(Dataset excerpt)
□ □ □

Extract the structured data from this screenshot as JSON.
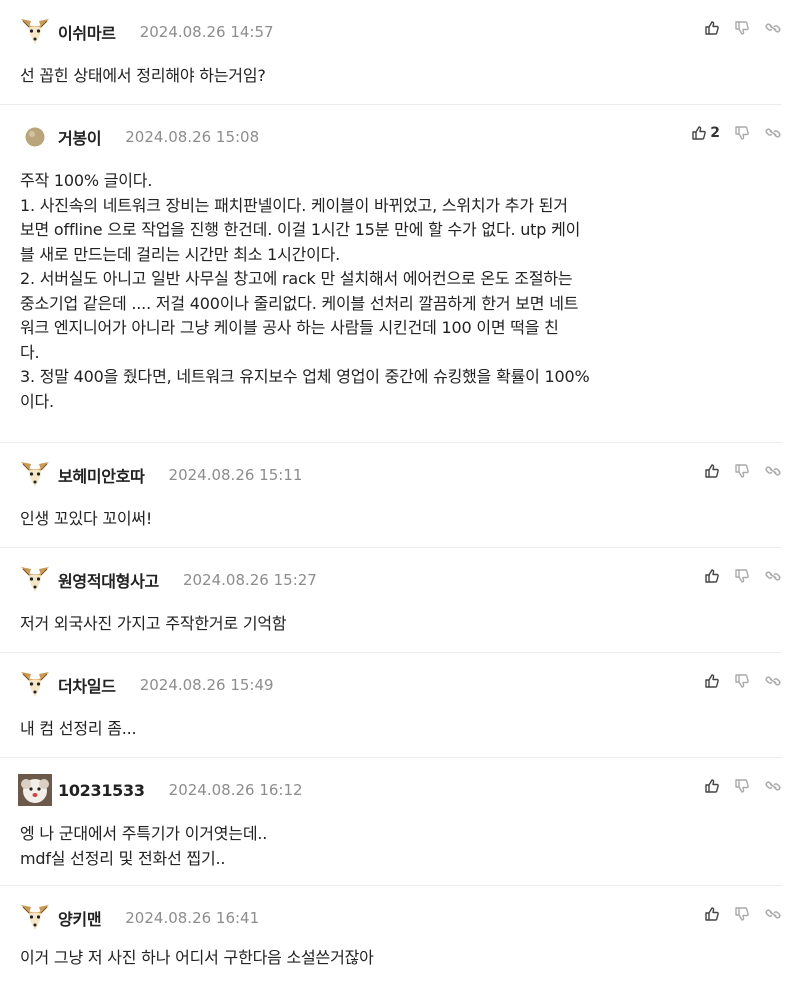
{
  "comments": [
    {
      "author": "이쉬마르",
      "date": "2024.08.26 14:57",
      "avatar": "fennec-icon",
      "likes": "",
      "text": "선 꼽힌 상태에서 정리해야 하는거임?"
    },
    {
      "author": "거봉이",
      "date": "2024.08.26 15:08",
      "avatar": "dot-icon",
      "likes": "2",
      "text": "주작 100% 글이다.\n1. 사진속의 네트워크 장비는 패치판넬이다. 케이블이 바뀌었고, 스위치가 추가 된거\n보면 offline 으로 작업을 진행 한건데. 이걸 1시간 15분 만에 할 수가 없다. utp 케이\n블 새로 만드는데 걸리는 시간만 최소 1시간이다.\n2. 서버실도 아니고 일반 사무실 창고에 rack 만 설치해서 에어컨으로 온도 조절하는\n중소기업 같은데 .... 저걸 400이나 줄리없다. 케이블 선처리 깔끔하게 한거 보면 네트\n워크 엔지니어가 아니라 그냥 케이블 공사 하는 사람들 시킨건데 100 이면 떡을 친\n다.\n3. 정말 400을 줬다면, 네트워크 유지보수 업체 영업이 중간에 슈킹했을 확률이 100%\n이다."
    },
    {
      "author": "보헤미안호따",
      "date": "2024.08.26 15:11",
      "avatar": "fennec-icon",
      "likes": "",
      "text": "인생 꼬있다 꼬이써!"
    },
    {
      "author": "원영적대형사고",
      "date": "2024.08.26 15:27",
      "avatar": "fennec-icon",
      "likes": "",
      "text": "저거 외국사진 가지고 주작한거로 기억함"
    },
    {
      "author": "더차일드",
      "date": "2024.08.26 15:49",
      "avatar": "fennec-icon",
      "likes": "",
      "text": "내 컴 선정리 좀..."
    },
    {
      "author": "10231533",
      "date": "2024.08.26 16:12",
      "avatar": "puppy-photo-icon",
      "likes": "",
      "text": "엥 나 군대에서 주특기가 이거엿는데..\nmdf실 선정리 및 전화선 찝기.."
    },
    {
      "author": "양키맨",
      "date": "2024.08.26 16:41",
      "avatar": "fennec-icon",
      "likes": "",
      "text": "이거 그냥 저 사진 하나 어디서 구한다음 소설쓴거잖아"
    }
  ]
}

□ □ □

* Required task *
Skip every picture and transcribe the data above exactly.

* Right answer *
Extract the structured data from this screenshot as JSON.
{
  "comments": [
    {
      "author": "이쉬마르",
      "date": "2024.08.26 14:57",
      "avatar": "fennec-icon",
      "likes": "",
      "text": "선 꼽힌 상태에서 정리해야 하는거임?"
    },
    {
      "author": "거봉이",
      "date": "2024.08.26 15:08",
      "avatar": "dot-icon",
      "likes": "2",
      "text": "주작 100% 글이다.\n1. 사진속의 네트워크 장비는 패치판넬이다. 케이블이 바뀌었고, 스위치가 추가 된거\n보면 offline 으로 작업을 진행 한건데. 이걸 1시간 15분 만에 할 수가 없다. utp 케이\n블 새로 만드는데 걸리는 시간만 최소 1시간이다.\n2. 서버실도 아니고 일반 사무실 창고에 rack 만 설치해서 에어컨으로 온도 조절하는\n중소기업 같은데 .... 저걸 400이나 줄리없다. 케이블 선처리 깔끔하게 한거 보면 네트\n워크 엔지니어가 아니라 그냥 케이블 공사 하는 사람들 시킨건데 100 이면 떡을 친\n다.\n3. 정말 400을 줬다면, 네트워크 유지보수 업체 영업이 중간에 슈킹했을 확률이 100%\n이다."
    },
    {
      "author": "보헤미안호따",
      "date": "2024.08.26 15:11",
      "avatar": "fennec-icon",
      "likes": "",
      "text": "인생 꼬있다 꼬이써!"
    },
    {
      "author": "원영적대형사고",
      "date": "2024.08.26 15:27",
      "avatar": "fennec-icon",
      "likes": "",
      "text": "저거 외국사진 가지고 주작한거로 기억함"
    },
    {
      "author": "더차일드",
      "date": "2024.08.26 15:49",
      "avatar": "fennec-icon",
      "likes": "",
      "text": "내 컴 선정리 좀..."
    },
    {
      "author": "10231533",
      "date": "2024.08.26 16:12",
      "avatar": "puppy-photo-icon",
      "likes": "",
      "text": "엥 나 군대에서 주특기가 이거엿는데..\nmdf실 선정리 및 전화선 찝기.."
    },
    {
      "author": "양키맨",
      "date": "2024.08.26 16:41",
      "avatar": "fennec-icon",
      "likes": "",
      "text": "이거 그냥 저 사진 하나 어디서 구한다음 소설쓴거잖아"
    }
  ]
}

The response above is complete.